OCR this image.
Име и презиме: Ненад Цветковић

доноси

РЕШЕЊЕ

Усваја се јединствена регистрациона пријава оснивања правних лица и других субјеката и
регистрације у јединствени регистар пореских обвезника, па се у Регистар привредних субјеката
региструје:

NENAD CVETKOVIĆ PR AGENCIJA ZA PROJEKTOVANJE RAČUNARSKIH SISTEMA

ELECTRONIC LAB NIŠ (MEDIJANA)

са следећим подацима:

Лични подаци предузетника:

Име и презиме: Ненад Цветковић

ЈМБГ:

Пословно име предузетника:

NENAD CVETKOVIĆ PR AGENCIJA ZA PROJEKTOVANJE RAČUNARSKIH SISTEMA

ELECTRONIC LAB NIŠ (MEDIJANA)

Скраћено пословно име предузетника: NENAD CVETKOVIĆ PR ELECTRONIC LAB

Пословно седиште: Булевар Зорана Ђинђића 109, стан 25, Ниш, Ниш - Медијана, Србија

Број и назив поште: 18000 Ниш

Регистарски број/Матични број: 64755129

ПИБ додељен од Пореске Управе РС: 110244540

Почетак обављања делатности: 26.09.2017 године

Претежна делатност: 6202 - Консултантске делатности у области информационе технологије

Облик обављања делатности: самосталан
-=-=-
SET PROBLEM — From the listing above, pick out every line containing "предузетника".

REPLY TO THE TASK —
Лични подаци предузетника:
Пословно име предузетника:
Скраћено пословно име предузетника: NENAD CVETKOVIĆ PR ELECTRONIC LAB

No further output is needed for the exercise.